**Short exercise:**
In the records below, count every line containing "aber". Reply with the number only.

**Provided data:**
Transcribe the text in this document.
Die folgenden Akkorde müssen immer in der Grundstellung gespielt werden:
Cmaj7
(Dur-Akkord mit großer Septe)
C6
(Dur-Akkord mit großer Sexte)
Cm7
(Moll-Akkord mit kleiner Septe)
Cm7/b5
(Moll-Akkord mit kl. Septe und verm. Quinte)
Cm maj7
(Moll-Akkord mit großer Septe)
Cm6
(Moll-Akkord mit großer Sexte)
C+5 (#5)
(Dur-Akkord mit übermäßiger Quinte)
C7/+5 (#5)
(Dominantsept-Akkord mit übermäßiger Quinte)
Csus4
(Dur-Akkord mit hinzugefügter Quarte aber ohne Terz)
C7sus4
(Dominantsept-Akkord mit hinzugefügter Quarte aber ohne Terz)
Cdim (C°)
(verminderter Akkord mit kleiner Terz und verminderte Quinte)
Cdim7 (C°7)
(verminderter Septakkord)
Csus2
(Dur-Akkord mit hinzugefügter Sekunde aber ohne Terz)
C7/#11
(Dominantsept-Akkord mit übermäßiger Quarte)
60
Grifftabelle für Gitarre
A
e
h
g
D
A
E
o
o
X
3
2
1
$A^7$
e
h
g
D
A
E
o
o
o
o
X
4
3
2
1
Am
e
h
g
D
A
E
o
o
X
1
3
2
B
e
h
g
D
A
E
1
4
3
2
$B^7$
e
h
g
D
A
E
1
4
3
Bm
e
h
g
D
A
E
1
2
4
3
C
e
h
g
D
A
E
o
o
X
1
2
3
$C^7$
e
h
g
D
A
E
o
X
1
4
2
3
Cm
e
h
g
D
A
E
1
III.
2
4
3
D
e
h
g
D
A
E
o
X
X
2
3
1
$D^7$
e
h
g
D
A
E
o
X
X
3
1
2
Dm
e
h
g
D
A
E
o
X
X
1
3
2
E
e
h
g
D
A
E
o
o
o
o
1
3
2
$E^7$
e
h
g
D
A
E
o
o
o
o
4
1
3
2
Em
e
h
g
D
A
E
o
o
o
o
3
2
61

**Written answer:**
3